Organisatie | Geertruidenberg |
---|---|
Organisatietype | Gemeente |
Officiële naam regeling | Beleidsregel Bibob gemeente Geertruidenberg |
Citeertitel | Beleidsregel Bibob gemeente Geertruidenberg |
Vastgesteld door | college van burgemeester en wethouders |
Onderwerp | openbare orde en veiligheid |
Eigen onderwerp | Beleidsregel Bibob gemeente Geertruidenberg |
Geen
N.v.t.
Datum inwerkingtreding | Terugwerkende kracht tot en met | Datum uitwerkingtreding | Betreft | Datum ondertekening Bron bekendmaking | Kenmerk voorstel |
---|---|---|---|---|---|
12-10-2023 | Nieuwe regeling | 03-10-2023 |
Beleidsregel voor de toepassing van de Wet Bibob Geertruidenberg 2023
De burgemeester en het college van burgmeester en wethouders van de gemeente Geertruidenberg;
ieder voor zover het hun bevoegdheden betreft;
overwegende dat de gemeente Geertruidenberg alleen zaken wilt doen met integere partijen;
besluiten vast te stellen de “Beleidsregel voor de toepassing Wet Bibob gemeente Geertruidenberg 2023”.
━━━
● OPDRACHTEN:
(a) Welk orgaan heeft volgens de Bibob-beleidsregel van Geertruidenberg die regeling vastgesteld?
(b) Schrijf een vervolg op de Bibob-beleidsregel van Geertruidenberg, te beginnen na de laatste zin.

● RUWE GEGEVENS:
━━━
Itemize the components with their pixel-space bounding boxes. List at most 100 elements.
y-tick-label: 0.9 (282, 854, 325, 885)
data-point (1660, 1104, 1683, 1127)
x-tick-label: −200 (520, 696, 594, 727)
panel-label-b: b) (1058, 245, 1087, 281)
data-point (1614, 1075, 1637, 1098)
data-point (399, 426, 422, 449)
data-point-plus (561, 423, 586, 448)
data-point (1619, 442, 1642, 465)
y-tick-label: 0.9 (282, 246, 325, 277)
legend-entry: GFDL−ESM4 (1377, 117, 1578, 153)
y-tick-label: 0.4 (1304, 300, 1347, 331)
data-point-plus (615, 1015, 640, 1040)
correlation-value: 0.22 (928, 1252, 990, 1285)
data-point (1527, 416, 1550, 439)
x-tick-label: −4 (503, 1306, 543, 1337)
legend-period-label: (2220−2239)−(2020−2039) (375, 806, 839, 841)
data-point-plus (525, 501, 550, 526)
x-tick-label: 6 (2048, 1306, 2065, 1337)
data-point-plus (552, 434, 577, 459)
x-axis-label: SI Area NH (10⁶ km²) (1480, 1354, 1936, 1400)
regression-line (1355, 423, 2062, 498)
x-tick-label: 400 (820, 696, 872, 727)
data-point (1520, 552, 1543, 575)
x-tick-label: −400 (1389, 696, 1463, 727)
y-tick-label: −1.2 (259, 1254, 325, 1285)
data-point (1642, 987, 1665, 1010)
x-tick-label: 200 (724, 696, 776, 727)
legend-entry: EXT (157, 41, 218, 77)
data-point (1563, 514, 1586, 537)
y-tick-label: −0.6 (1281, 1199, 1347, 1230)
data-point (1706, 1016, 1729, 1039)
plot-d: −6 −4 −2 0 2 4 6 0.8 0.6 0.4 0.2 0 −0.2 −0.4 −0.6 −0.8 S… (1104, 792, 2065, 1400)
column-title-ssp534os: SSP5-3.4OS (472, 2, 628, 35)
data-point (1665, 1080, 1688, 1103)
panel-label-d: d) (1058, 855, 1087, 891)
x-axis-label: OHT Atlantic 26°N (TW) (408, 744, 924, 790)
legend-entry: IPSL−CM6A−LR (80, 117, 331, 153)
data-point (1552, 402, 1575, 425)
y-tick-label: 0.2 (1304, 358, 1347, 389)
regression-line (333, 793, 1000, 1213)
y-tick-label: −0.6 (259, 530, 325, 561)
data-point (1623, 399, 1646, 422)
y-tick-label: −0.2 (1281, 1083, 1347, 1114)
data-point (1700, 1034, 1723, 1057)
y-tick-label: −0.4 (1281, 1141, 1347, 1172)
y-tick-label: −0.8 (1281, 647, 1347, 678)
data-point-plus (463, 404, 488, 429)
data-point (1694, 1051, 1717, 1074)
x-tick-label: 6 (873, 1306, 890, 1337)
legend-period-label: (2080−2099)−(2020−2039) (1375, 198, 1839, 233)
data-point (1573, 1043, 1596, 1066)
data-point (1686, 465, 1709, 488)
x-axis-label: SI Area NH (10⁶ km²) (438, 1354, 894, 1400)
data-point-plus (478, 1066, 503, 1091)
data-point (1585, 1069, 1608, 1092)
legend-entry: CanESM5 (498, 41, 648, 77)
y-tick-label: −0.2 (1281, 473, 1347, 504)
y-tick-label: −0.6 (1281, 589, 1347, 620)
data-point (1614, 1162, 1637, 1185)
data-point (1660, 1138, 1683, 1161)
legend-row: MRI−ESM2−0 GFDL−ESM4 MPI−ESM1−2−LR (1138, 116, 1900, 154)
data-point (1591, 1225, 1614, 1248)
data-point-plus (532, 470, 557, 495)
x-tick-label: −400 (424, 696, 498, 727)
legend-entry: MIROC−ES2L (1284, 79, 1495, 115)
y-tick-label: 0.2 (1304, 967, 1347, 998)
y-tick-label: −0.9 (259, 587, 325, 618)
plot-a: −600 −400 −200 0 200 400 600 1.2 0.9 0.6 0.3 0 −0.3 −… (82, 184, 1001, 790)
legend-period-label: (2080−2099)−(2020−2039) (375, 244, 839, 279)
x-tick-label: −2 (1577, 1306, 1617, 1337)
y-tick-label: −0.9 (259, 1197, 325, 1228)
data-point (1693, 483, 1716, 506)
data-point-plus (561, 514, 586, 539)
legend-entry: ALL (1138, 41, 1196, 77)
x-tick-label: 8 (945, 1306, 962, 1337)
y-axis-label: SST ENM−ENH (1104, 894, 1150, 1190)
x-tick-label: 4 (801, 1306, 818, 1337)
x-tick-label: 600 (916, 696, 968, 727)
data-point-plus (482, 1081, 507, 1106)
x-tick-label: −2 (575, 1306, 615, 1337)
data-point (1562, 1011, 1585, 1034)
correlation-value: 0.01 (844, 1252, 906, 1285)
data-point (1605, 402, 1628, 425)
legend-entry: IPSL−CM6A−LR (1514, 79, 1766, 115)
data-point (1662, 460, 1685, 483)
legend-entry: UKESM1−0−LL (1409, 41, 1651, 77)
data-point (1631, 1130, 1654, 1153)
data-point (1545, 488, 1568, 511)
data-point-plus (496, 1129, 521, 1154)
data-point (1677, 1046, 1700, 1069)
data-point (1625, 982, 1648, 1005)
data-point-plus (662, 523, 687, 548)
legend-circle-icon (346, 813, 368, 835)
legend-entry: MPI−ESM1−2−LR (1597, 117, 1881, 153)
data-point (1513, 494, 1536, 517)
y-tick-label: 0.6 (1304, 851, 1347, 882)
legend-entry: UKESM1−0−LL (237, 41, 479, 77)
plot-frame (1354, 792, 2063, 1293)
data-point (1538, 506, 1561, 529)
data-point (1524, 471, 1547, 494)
━━━
● ANTWOORDEN PER OPDRACHT:
(a) Het college van burgemeester en wethouders.

(b)
De gemeente Geertruidenberg wil graag enkel zaken doen met integere partijen. De Wet bevordering integriteitsbeoordelingen door het openbaar bestuur (hierna: Wet Bibob) is een instrument om te beoordelen of partijen waar de gemeente mee zaken doet, integer zijn om de integriteit van het bestuursorgaan te kunnen waarborgen en te voorkomen van onbewust faciliteren van criminele activiteiten. Dit wordt gedaan aan de hand van een Bibob-toets. Met een Bibob-toets wordt onderzoek verricht naar betrokkene en aan betrokkene gerelateerde personen als bedoeld in artikel 3, vierde lid van de wet Bibob.
Op basis van de uitkomsten van dit onderzoek kunnen bijvoorbeeld vergunningen of subsidies worden geweigerd of ingetrokken. De gemeente kan besluiten geen opdracht te verlenen aan een partij of geen vastgoedtransactie aan te gaan.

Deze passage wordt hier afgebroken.